Below is some material; transcribe all of it exactly.
+--
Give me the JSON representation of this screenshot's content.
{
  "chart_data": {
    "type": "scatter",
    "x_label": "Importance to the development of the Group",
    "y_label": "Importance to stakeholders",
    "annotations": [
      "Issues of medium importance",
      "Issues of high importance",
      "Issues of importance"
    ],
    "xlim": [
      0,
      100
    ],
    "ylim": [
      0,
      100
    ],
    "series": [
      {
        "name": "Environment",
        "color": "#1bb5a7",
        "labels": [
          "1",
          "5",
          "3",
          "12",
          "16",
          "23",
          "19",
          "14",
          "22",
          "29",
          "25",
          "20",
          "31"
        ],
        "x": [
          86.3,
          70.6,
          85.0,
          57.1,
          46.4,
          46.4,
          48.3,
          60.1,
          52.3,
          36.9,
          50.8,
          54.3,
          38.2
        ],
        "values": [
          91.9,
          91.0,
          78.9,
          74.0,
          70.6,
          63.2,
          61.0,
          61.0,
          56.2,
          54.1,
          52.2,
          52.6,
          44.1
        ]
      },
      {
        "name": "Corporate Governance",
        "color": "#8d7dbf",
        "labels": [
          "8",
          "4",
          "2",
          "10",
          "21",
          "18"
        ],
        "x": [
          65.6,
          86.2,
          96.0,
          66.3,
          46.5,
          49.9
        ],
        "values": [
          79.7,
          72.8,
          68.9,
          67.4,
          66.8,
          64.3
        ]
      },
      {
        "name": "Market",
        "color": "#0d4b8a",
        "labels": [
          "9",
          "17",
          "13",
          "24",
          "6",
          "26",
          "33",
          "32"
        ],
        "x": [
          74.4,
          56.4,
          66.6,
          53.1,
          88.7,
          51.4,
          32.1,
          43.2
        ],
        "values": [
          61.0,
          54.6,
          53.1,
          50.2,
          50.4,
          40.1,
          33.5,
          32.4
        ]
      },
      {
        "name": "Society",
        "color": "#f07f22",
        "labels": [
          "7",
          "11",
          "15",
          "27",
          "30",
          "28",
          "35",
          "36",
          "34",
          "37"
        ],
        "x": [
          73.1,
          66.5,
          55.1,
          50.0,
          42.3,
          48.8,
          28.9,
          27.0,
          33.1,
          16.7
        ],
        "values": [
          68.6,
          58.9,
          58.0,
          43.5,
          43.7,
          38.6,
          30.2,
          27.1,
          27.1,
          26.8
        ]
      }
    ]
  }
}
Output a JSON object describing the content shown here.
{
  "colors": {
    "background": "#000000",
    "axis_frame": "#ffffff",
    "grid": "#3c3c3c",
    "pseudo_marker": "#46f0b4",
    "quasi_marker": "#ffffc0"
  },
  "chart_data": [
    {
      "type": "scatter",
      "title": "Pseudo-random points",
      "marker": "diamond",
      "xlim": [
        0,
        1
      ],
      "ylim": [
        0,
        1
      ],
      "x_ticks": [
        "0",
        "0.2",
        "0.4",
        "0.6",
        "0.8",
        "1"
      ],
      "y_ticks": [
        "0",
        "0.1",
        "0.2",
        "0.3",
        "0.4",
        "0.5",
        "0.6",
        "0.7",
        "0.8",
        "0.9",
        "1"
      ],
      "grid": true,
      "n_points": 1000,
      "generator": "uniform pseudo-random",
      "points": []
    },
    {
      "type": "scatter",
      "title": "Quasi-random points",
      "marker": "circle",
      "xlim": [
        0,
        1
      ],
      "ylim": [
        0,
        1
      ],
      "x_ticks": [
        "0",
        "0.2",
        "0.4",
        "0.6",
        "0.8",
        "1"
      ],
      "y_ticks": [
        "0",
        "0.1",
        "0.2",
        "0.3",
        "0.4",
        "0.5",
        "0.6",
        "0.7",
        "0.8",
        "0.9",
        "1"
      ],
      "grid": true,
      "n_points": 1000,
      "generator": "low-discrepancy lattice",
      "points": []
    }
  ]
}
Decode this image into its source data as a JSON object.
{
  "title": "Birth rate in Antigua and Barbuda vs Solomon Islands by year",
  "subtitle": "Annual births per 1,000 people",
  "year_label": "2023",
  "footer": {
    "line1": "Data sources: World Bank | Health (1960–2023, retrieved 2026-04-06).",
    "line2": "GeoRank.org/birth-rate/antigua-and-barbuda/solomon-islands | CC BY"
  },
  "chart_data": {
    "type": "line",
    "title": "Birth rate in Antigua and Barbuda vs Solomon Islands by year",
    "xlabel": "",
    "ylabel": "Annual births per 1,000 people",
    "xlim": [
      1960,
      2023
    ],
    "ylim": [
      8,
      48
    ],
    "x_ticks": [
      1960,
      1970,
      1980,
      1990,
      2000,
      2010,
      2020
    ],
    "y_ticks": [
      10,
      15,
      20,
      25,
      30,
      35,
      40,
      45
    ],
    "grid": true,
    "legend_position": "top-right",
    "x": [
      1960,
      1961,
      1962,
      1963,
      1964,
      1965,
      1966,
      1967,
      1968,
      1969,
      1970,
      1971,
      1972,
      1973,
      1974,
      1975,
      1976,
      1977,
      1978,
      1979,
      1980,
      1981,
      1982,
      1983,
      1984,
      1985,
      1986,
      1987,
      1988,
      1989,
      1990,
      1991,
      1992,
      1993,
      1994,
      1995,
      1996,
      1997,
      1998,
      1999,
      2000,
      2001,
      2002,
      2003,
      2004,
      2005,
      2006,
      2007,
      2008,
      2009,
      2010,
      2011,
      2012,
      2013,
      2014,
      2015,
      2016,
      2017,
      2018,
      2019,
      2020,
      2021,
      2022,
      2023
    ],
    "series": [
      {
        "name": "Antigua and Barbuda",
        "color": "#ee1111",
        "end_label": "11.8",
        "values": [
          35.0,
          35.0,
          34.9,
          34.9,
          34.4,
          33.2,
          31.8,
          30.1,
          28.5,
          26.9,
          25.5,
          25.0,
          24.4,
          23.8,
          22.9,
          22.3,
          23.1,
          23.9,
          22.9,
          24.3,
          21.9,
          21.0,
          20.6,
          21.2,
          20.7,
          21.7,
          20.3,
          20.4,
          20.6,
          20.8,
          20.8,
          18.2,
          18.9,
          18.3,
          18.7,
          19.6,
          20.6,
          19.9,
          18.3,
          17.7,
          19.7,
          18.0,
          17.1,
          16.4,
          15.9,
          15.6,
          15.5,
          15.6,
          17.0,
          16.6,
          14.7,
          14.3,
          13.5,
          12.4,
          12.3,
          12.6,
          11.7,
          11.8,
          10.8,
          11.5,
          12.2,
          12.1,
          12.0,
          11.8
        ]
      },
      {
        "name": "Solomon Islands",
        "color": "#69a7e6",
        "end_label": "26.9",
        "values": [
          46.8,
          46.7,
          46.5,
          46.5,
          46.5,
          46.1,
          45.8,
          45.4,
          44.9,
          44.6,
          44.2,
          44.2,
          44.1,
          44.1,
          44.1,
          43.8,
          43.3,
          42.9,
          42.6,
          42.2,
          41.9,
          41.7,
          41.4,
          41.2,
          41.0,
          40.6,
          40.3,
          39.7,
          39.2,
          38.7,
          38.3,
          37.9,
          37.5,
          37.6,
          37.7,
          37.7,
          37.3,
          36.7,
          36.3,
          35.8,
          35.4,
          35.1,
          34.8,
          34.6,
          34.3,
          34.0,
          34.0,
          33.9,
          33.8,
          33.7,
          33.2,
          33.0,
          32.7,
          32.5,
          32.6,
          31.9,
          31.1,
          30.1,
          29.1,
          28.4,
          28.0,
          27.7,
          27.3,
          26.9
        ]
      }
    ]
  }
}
+--
Full solution »
Give me the JSON representation of this screenshot's content.
{
  "chart_data": {
    "type": "scatter",
    "x_label": "Importance to the development of the Group",
    "y_label": "Importance to stakeholders",
    "annotations": [
      "Issues of medium importance",
      "Issues of high importance",
      "Issues of importance"
    ],
    "xlim": [
      0,
      100
    ],
    "ylim": [
      0,
      100
    ],
    "series": [
      {
        "name": "Environment",
        "color": "#1bb5a7",
        "labels": [
          "1",
          "5",
          "3",
          "12",
          "16",
          "23",
          "19",
          "14",
          "22",
          "29",
          "25",
          "20",
          "31"
        ],
        "x": [
          86.3,
          70.6,
          85.0,
          57.1,
          46.4,
          46.4,
          48.3,
          60.1,
          52.3,
          36.9,
          50.8,
          54.3,
          38.2
        ],
        "values": [
          91.9,
          91.0,
          78.9,
          74.0,
          70.6,
          63.2,
          61.0,
          61.0,
          56.2,
          54.1,
          52.2,
          52.6,
          44.1
        ]
      },
      {
        "name": "Corporate Governance",
        "color": "#8d7dbf",
        "labels": [
          "8",
          "4",
          "2",
          "10",
          "21",
          "18"
        ],
        "x": [
          65.6,
          86.2,
          96.0,
          66.3,
          46.5,
          49.9
        ],
        "values": [
          79.7,
          72.8,
          68.9,
          67.4,
          66.8,
          64.3
        ]
      },
      {
        "name": "Market",
        "color": "#0d4b8a",
        "labels": [
          "9",
          "17",
          "13",
          "24",
          "6",
          "26",
          "33",
          "32"
        ],
        "x": [
          74.4,
          56.4,
          66.6,
          53.1,
          88.7,
          51.4,
          32.1,
          43.2
        ],
        "values": [
          61.0,
          54.6,
          53.1,
          50.2,
          50.4,
          40.1,
          33.5,
          32.4
        ]
      },
      {
        "name": "Society",
        "color": "#f07f22",
        "labels": [
          "7",
          "11",
          "15",
          "27",
          "30",
          "28",
          "35",
          "36",
          "34",
          "37"
        ],
        "x": [
          73.1,
          66.5,
          55.1,
          50.0,
          42.3,
          48.8,
          28.9,
          27.0,
          33.1,
          16.7
        ],
        "values": [
          68.6,
          58.9,
          58.0,
          43.5,
          43.7,
          38.6,
          30.2,
          27.1,
          27.1,
          26.8
        ]
      }
    ]
  }
}
Output a JSON object describing the content shown here.
{
  "colors": {
    "background": "#000000",
    "axis_frame": "#ffffff",
    "grid": "#3c3c3c",
    "pseudo_marker": "#46f0b4",
    "quasi_marker": "#ffffc0"
  },
  "chart_data": [
    {
      "type": "scatter",
      "title": "Pseudo-random points",
      "marker": "diamond",
      "xlim": [
        0,
        1
      ],
      "ylim": [
        0,
        1
      ],
      "x_ticks": [
        "0",
        "0.2",
        "0.4",
        "0.6",
        "0.8",
        "1"
      ],
      "y_ticks": [
        "0",
        "0.1",
        "0.2",
        "0.3",
        "0.4",
        "0.5",
        "0.6",
        "0.7",
        "0.8",
        "0.9",
        "1"
      ],
      "grid": true,
      "n_points": 1000,
      "generator": "uniform pseudo-random",
      "points": []
    },
    {
      "type": "scatter",
      "title": "Quasi-random points",
      "marker": "circle",
      "xlim": [
        0,
        1
      ],
      "ylim": [
        0,
        1
      ],
      "x_ticks": [
        "0",
        "0.2",
        "0.4",
        "0.6",
        "0.8",
        "1"
      ],
      "y_ticks": [
        "0",
        "0.1",
        "0.2",
        "0.3",
        "0.4",
        "0.5",
        "0.6",
        "0.7",
        "0.8",
        "0.9",
        "1"
      ],
      "grid": true,
      "n_points": 1000,
      "generator": "low-discrepancy lattice",
      "points": []
    }
  ]
}
Decode this image into its source data as a JSON object.
{
  "title": "Birth rate in Antigua and Barbuda vs Solomon Islands by year",
  "subtitle": "Annual births per 1,000 people",
  "year_label": "2023",
  "footer": {
    "line1": "Data sources: World Bank | Health (1960–2023, retrieved 2026-04-06).",
    "line2": "GeoRank.org/birth-rate/antigua-and-barbuda/solomon-islands | CC BY"
  },
  "chart_data": {
    "type": "line",
    "title": "Birth rate in Antigua and Barbuda vs Solomon Islands by year",
    "xlabel": "",
    "ylabel": "Annual births per 1,000 people",
    "xlim": [
      1960,
      2023
    ],
    "ylim": [
      8,
      48
    ],
    "x_ticks": [
      1960,
      1970,
      1980,
      1990,
      2000,
      2010,
      2020
    ],
    "y_ticks": [
      10,
      15,
      20,
      25,
      30,
      35,
      40,
      45
    ],
    "grid": true,
    "legend_position": "top-right",
    "x": [
      1960,
      1961,
      1962,
      1963,
      1964,
      1965,
      1966,
      1967,
      1968,
      1969,
      1970,
      1971,
      1972,
      1973,
      1974,
      1975,
      1976,
      1977,
      1978,
      1979,
      1980,
      1981,
      1982,
      1983,
      1984,
      1985,
      1986,
      1987,
      1988,
      1989,
      1990,
      1991,
      1992,
      1993,
      1994,
      1995,
      1996,
      1997,
      1998,
      1999,
      2000,
      2001,
      2002,
      2003,
      2004,
      2005,
      2006,
      2007,
      2008,
      2009,
      2010,
      2011,
      2012,
      2013,
      2014,
      2015,
      2016,
      2017,
      2018,
      2019,
      2020,
      2021,
      2022,
      2023
    ],
    "series": [
      {
        "name": "Antigua and Barbuda",
        "color": "#ee1111",
        "end_label": "11.8",
        "values": [
          35.0,
          35.0,
          34.9,
          34.9,
          34.4,
          33.2,
          31.8,
          30.1,
          28.5,
          26.9,
          25.5,
          25.0,
          24.4,
          23.8,
          22.9,
          22.3,
          23.1,
          23.9,
          22.9,
          24.3,
          21.9,
          21.0,
          20.6,
          21.2,
          20.7,
          21.7,
          20.3,
          20.4,
          20.6,
          20.8,
          20.8,
          18.2,
          18.9,
          18.3,
          18.7,
          19.6,
          20.6,
          19.9,
          18.3,
          17.7,
          19.7,
          18.0,
          17.1,
          16.4,
          15.9,
          15.6,
          15.5,
          15.6,
          17.0,
          16.6,
          14.7,
          14.3,
          13.5,
          12.4,
          12.3,
          12.6,
          11.7,
          11.8,
          10.8,
          11.5,
          12.2,
          12.1,
          12.0,
          11.8
        ]
      },
      {
        "name": "Solomon Islands",
        "color": "#69a7e6",
        "end_label": "26.9",
        "values": [
          46.8,
          46.7,
          46.5,
          46.5,
          46.5,
          46.1,
          45.8,
          45.4,
          44.9,
          44.6,
          44.2,
          44.2,
          44.1,
          44.1,
          44.1,
          43.8,
          43.3,
          42.9,
          42.6,
          42.2,
          41.9,
          41.7,
          41.4,
          41.2,
          41.0,
          40.6,
          40.3,
          39.7,
          39.2,
          38.7,
          38.3,
          37.9,
          37.5,
          37.6,
          37.7,
          37.7,
          37.3,
          36.7,
          36.3,
          35.8,
          35.4,
          35.1,
          34.8,
          34.6,
          34.3,
          34.0,
          34.0,
          33.9,
          33.8,
          33.7,
          33.2,
          33.0,
          32.7,
          32.5,
          32.6,
          31.9,
          31.1,
          30.1,
          29.1,
          28.4,
          28.0,
          27.7,
          27.3,
          26.9
        ]
      }
    ]
  }
}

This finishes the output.